[What is required]: Print all of the data exactly as written.

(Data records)
begin

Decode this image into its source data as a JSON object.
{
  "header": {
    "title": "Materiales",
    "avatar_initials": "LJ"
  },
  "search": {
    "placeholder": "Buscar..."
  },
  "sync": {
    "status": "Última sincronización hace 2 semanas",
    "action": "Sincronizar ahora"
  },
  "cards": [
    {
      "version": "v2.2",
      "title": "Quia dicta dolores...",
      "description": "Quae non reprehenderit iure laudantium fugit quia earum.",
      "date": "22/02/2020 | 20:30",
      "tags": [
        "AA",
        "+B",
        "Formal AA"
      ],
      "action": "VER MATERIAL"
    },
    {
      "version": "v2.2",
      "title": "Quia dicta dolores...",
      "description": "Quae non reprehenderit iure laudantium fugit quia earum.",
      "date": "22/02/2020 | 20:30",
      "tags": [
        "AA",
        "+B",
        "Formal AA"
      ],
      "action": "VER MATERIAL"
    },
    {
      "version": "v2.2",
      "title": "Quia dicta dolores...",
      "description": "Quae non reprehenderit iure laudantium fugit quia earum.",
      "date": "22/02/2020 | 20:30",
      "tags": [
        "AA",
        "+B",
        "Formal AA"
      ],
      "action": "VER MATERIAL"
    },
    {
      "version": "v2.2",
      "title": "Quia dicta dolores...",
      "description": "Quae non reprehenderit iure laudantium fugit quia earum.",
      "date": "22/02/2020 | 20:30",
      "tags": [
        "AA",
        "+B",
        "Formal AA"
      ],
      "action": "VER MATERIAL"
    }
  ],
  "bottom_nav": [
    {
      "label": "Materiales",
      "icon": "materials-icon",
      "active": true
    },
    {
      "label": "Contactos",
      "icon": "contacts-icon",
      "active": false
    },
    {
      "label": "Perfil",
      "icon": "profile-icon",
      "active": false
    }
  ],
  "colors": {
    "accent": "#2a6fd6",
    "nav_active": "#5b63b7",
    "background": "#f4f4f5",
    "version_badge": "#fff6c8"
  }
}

end

[Complete answer]:
Decode this image into its source data as a JSON object.
{
  "header": {
    "title": "Materiales",
    "avatar_initials": "LJ"
  },
  "search": {
    "placeholder": "Buscar..."
  },
  "sync": {
    "status": "Última sincronización hace 2 semanas",
    "action": "Sincronizar ahora"
  },
  "cards": [
    {
      "version": "v2.2",
      "title": "Quia dicta dolores...",
      "description": "Quae non reprehenderit iure laudantium fugit quia earum.",
      "date": "22/02/2020 | 20:30",
      "tags": [
        "AA",
        "+B",
        "Formal AA"
      ],
      "action": "VER MATERIAL"
    },
    {
      "version": "v2.2",
      "title": "Quia dicta dolores...",
      "description": "Quae non reprehenderit iure laudantium fugit quia earum.",
      "date": "22/02/2020 | 20:30",
      "tags": [
        "AA",
        "+B",
        "Formal AA"
      ],
      "action": "VER MATERIAL"
    },
    {
      "version": "v2.2",
      "title": "Quia dicta dolores...",
      "description": "Quae non reprehenderit iure laudantium fugit quia earum.",
      "date": "22/02/2020 | 20:30",
      "tags": [
        "AA",
        "+B",
        "Formal AA"
      ],
      "action": "VER MATERIAL"
    },
    {
      "version": "v2.2",
      "title": "Quia dicta dolores...",
      "description": "Quae non reprehenderit iure laudantium fugit quia earum.",
      "date": "22/02/2020 | 20:30",
      "tags": [
        "AA",
        "+B",
        "Formal AA"
      ],
      "action": "VER MATERIAL"
    }
  ],
  "bottom_nav": [
    {
      "label": "Materiales",
      "icon": "materials-icon",
      "active": true
    },
    {
      "label": "Contactos",
      "icon": "contacts-icon",
      "active": false
    },
    {
      "label": "Perfil",
      "icon": "profile-icon",
      "active": false
    }
  ],
  "colors": {
    "accent": "#2a6fd6",
    "nav_active": "#5b63b7",
    "background": "#f4f4f5",
    "version_badge": "#fff6c8"
  }
}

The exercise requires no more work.